### Available data

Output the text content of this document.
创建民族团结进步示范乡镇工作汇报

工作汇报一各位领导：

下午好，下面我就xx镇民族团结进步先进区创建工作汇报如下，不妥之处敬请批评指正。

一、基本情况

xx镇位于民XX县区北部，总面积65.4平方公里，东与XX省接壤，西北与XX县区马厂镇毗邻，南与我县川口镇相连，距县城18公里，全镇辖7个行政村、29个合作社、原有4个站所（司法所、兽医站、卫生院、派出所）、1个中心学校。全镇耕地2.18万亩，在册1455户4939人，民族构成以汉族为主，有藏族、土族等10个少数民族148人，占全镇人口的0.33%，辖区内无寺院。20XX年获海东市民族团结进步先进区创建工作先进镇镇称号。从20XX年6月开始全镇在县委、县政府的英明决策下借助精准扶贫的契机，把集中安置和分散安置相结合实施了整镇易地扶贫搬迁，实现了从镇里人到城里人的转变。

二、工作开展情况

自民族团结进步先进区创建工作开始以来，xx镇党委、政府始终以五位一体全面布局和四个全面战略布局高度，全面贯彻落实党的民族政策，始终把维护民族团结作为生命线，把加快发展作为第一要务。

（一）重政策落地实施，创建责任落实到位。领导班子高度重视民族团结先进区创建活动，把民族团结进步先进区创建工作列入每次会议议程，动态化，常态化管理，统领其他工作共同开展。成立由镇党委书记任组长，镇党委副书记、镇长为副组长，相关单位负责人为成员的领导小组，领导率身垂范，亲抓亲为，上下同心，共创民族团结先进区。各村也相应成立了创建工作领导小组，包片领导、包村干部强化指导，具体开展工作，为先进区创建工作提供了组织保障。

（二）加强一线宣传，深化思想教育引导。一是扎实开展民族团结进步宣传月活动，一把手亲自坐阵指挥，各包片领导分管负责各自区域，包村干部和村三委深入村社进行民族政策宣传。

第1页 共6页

######
### Available data

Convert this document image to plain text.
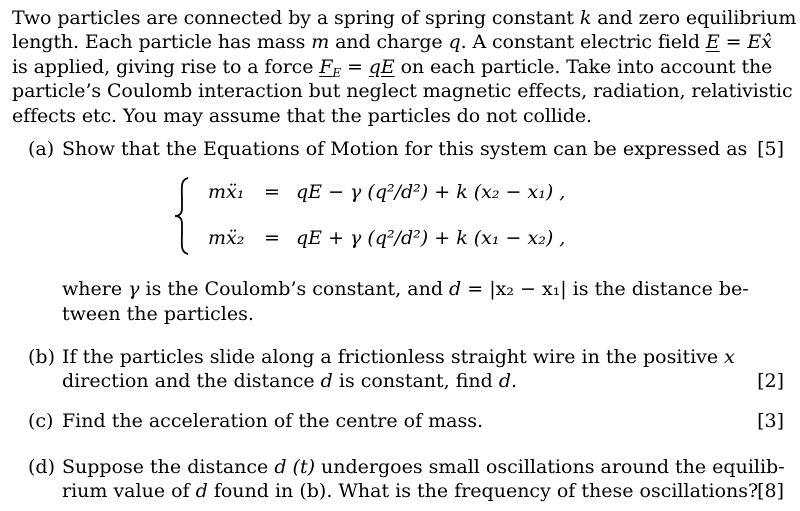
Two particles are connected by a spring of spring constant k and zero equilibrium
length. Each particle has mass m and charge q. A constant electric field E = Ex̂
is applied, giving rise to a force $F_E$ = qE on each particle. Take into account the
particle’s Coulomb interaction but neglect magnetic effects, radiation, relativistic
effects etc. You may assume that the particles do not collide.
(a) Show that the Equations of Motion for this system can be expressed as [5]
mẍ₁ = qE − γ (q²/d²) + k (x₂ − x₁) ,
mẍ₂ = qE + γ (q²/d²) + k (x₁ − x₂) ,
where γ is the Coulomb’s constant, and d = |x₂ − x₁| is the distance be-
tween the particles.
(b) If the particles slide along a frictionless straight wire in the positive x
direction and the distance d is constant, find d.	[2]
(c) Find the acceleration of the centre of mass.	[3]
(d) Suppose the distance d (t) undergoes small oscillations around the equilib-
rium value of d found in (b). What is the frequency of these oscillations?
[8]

######
### Available data

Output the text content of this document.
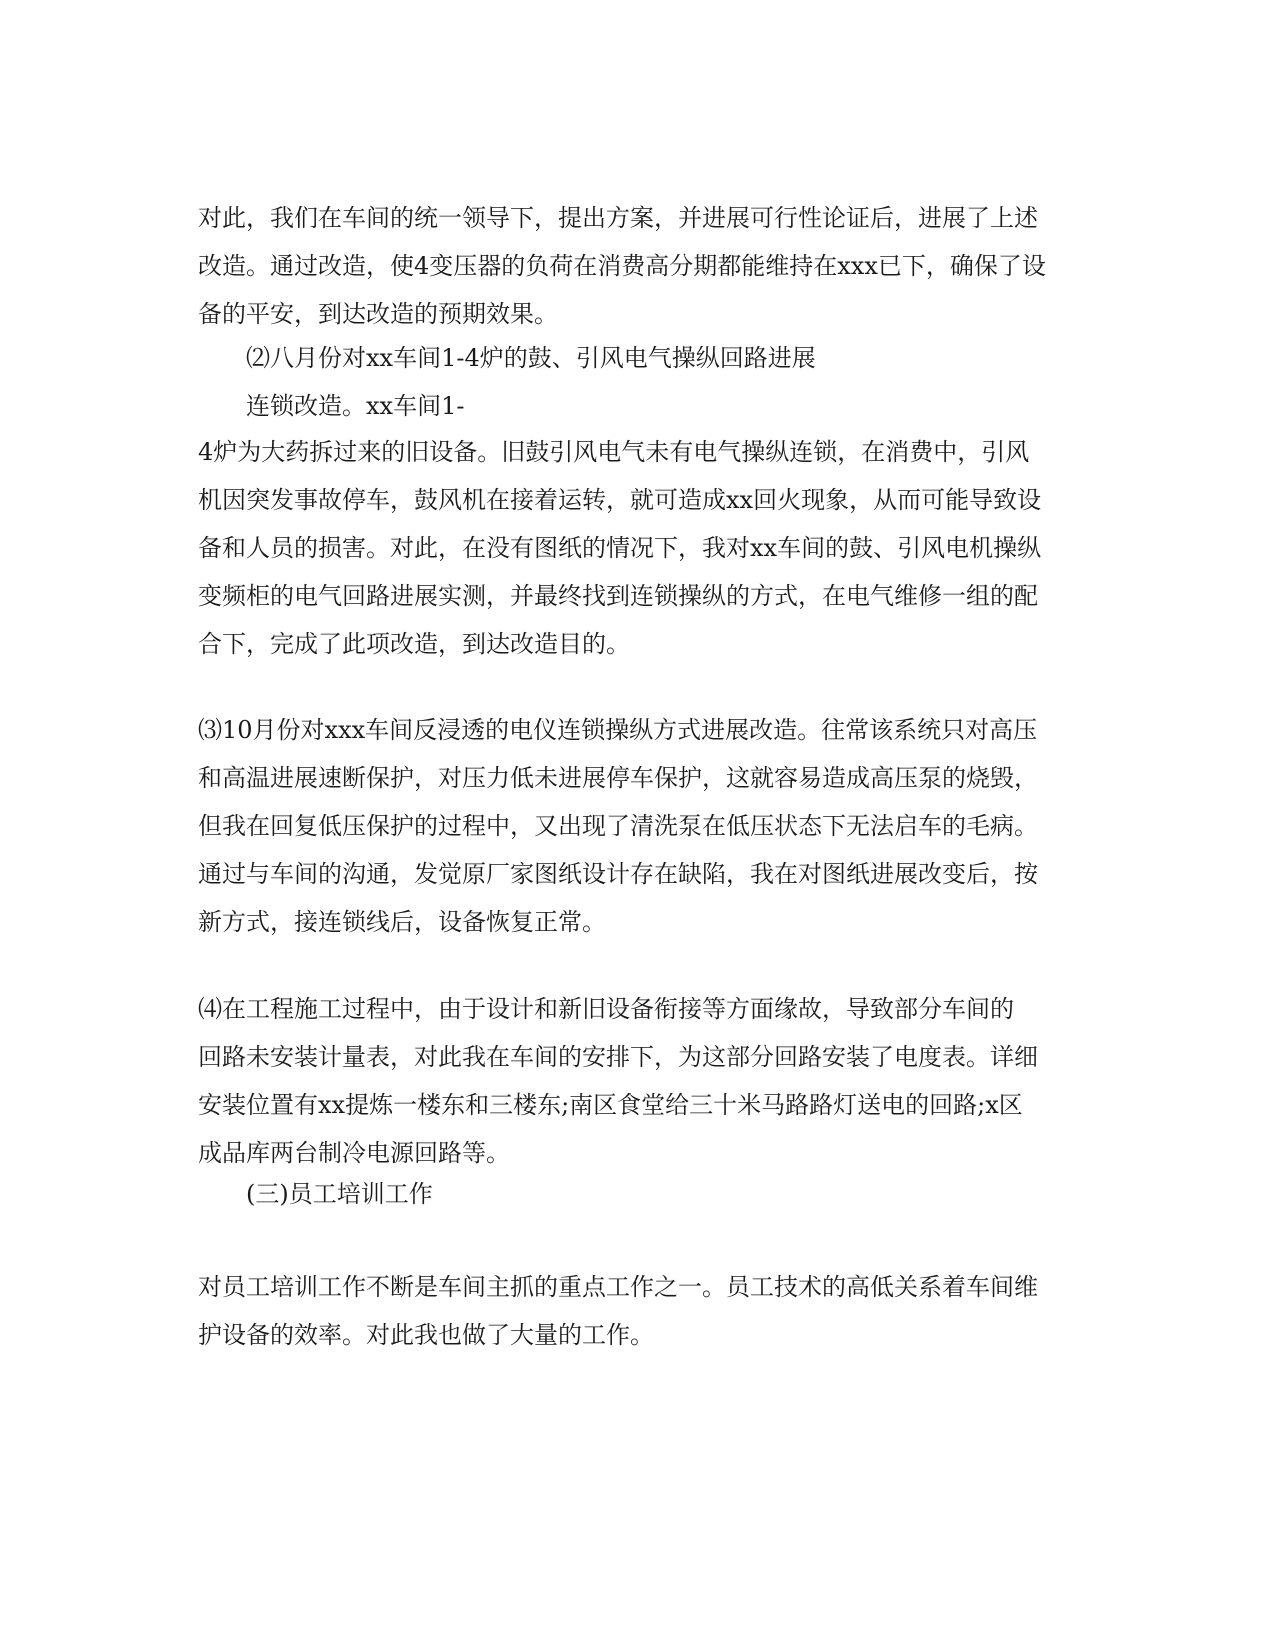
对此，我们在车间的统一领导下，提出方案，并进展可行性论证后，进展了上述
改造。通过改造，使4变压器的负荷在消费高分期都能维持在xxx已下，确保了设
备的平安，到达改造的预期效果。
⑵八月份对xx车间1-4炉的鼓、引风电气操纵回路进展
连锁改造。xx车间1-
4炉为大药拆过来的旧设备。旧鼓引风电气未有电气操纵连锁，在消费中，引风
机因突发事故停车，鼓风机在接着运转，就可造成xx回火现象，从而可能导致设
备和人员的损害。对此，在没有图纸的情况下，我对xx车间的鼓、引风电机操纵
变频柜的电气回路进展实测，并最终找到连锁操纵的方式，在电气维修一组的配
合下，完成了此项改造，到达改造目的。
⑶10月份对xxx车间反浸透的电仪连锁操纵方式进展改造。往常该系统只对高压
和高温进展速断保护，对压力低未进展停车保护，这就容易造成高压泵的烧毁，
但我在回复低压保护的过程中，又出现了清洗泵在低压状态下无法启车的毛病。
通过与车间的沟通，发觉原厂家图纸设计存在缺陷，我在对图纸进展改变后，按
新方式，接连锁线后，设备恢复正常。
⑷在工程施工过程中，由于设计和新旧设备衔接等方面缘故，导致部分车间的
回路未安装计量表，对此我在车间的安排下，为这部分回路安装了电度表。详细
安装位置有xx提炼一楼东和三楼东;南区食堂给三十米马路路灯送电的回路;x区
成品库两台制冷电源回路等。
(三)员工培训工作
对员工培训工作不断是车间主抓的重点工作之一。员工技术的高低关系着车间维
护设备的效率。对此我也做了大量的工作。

######

Your answer should be a single number: the count of lines in the material above that contain "Coulomb".

**Expected answer:** 2